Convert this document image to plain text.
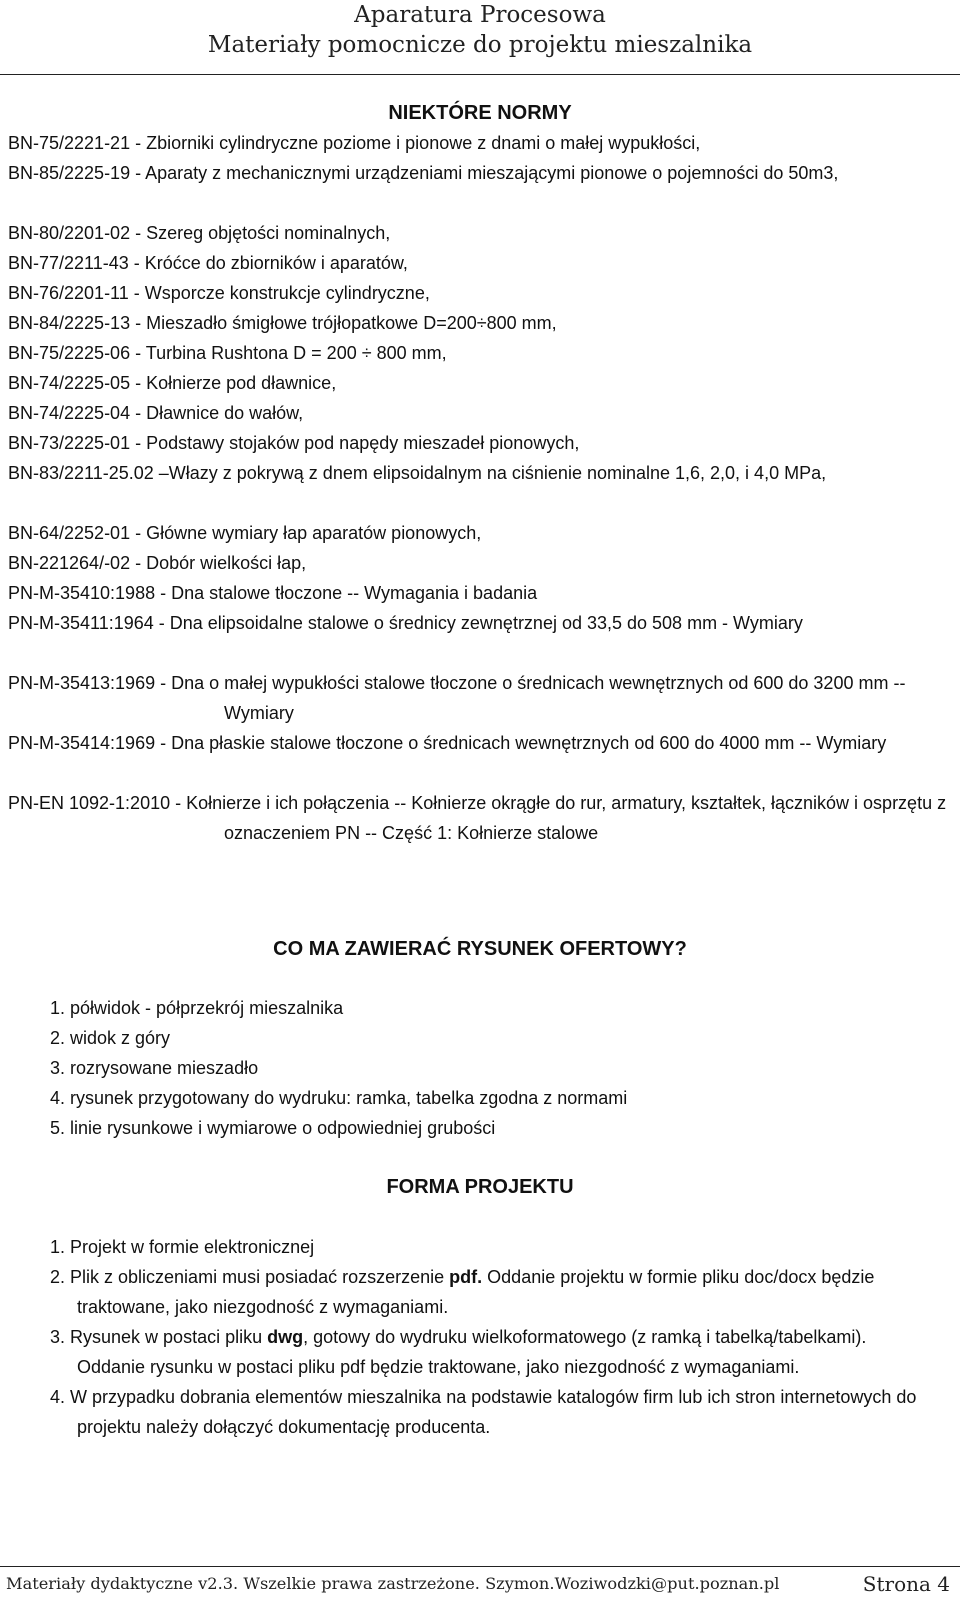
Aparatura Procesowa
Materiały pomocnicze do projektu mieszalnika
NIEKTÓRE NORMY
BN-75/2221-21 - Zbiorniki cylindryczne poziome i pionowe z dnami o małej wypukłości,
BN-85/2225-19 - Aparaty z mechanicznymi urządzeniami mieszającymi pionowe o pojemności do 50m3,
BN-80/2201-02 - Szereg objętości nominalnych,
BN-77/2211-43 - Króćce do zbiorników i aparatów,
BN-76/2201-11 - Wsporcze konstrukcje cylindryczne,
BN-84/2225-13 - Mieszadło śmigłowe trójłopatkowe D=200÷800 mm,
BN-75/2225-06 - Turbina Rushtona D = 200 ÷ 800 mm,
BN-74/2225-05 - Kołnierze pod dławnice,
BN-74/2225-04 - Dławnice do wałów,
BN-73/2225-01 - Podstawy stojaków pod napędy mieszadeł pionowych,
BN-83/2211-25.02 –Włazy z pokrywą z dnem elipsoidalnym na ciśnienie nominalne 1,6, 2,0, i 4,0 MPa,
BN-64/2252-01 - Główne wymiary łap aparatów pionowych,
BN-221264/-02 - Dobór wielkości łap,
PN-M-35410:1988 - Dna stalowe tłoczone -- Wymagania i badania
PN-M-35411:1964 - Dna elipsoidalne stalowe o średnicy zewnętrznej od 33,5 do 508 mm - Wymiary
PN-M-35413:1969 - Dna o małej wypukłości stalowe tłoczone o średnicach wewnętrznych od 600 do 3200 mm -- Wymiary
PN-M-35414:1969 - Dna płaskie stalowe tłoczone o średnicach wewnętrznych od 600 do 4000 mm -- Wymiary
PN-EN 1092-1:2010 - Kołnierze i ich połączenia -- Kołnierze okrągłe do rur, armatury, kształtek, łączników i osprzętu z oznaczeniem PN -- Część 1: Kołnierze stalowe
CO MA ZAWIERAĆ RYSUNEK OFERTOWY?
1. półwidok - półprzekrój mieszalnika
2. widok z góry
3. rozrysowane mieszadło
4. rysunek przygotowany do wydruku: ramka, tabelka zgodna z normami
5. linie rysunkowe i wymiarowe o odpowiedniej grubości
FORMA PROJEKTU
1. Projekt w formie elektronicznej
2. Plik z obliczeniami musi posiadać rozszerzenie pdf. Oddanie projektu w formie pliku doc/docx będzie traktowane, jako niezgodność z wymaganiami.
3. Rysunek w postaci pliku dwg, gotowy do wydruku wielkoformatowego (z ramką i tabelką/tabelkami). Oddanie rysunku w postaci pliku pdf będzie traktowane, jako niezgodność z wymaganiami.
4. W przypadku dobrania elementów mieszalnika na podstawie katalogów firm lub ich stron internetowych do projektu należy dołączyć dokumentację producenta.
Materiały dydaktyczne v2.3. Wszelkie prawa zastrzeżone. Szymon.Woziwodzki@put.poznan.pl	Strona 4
□ □ □ □ □ □ □
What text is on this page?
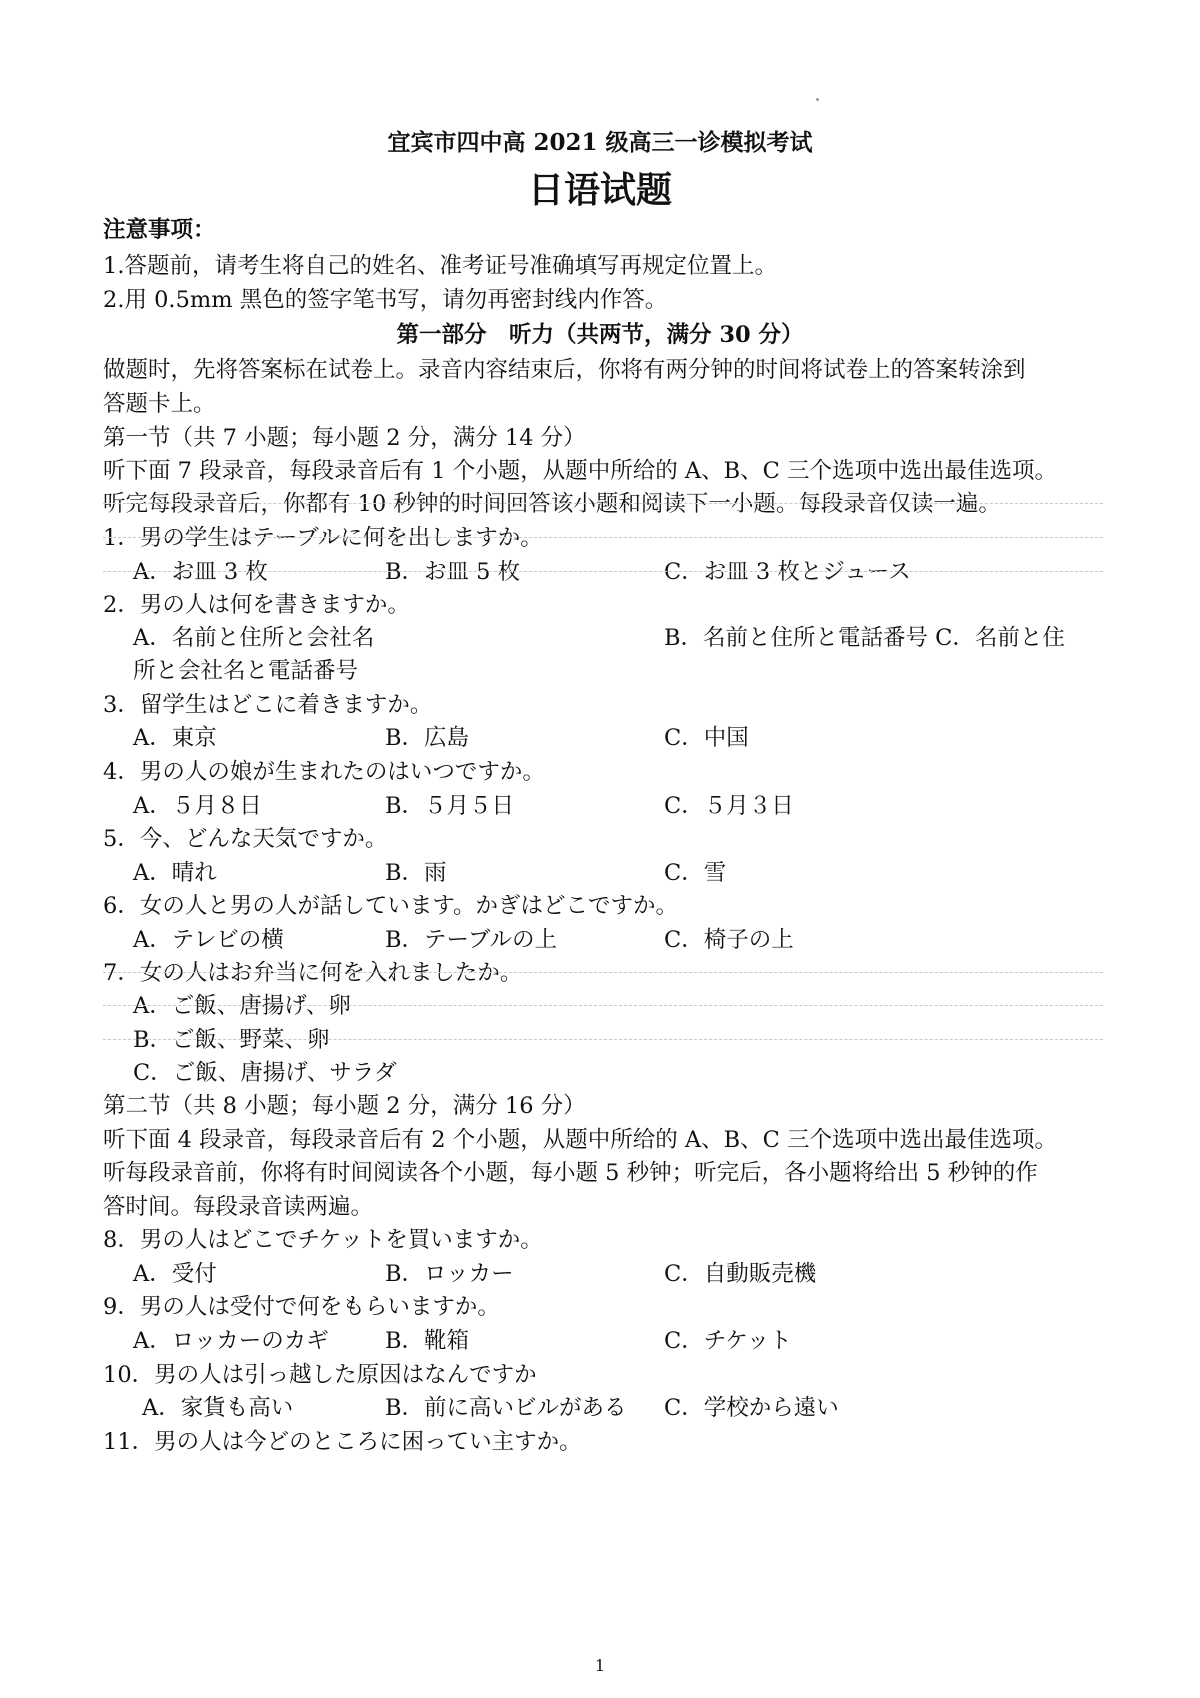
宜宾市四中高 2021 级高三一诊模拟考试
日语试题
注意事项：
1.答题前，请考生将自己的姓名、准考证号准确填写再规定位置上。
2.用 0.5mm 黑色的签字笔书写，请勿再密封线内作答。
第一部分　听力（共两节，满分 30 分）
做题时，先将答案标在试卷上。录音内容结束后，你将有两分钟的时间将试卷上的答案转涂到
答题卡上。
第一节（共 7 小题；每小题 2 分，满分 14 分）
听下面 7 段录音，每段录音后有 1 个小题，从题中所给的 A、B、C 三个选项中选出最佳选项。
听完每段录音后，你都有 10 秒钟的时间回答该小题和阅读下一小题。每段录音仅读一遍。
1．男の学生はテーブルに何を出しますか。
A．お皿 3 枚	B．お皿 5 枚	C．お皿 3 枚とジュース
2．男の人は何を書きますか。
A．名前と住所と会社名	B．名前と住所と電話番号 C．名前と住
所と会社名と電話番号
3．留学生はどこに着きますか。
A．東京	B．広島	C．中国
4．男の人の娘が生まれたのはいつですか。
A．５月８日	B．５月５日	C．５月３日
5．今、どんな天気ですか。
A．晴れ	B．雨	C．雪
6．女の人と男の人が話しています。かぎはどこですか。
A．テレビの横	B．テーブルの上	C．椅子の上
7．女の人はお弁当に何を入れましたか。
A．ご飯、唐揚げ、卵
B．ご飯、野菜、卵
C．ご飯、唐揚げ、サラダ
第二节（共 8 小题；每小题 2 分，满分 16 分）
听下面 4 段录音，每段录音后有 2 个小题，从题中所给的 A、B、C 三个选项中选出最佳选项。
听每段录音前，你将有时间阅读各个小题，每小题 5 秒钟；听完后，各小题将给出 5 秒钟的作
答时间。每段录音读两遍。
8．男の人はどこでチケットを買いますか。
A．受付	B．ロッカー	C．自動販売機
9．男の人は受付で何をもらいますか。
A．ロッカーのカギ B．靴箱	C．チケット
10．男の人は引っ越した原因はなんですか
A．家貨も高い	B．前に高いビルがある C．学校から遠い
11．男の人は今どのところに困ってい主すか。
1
□ □ □ □ □ □ □
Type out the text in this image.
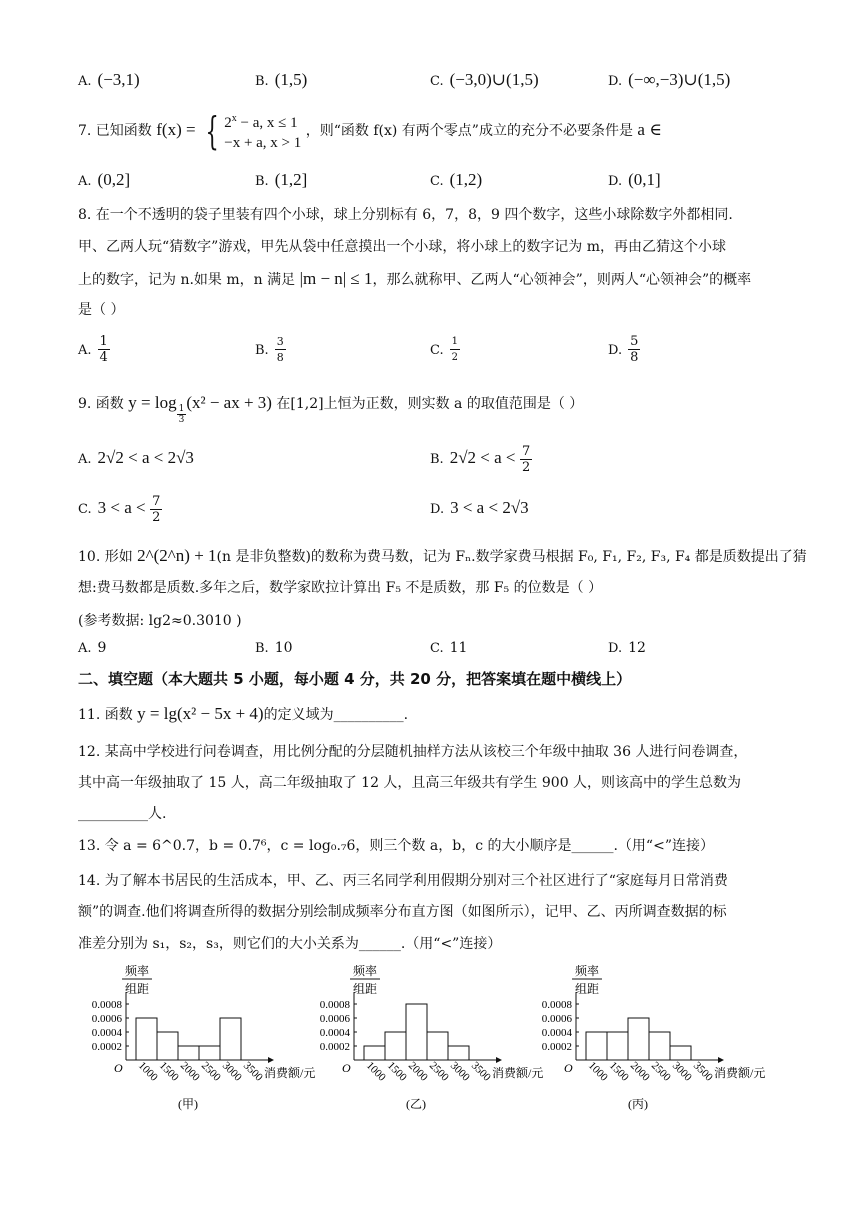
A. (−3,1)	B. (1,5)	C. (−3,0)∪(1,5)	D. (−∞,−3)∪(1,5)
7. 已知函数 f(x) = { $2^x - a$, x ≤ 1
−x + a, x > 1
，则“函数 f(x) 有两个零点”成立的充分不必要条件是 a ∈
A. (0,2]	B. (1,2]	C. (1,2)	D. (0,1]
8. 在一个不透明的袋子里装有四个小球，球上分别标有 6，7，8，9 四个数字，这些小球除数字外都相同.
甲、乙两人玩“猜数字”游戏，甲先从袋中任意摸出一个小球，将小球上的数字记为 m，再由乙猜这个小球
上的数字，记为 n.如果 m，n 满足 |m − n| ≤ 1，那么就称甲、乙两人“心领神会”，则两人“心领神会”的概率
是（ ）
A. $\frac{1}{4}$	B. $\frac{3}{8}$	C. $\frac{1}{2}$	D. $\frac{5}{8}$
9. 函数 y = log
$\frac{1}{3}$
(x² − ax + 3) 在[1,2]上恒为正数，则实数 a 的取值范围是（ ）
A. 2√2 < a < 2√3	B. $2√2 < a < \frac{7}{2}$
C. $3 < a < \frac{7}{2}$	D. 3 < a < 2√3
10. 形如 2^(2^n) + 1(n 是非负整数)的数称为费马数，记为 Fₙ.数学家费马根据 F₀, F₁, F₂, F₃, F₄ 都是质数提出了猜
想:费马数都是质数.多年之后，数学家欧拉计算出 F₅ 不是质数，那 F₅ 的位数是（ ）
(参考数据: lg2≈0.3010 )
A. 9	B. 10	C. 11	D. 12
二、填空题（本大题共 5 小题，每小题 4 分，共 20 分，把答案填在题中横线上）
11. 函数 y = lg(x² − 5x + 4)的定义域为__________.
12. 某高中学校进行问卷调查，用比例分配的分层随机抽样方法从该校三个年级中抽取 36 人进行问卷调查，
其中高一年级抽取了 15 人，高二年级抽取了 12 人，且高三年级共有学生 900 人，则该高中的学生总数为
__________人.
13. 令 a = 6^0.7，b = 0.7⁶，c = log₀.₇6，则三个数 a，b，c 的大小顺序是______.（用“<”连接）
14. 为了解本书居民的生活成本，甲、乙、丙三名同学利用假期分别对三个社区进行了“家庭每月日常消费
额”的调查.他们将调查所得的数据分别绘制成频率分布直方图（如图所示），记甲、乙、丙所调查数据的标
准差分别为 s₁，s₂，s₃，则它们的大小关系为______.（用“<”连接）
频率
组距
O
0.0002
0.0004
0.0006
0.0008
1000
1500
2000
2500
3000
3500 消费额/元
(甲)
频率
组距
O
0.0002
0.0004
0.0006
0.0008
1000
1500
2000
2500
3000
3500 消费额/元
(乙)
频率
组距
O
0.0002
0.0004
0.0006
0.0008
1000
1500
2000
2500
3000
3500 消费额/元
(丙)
□ □ □ □ □ □ □
- [WORK TO DO] Count the lines of the material that include the word "będzie", then report only the total.

- [SOLUTION TO THE PROBLEM] 2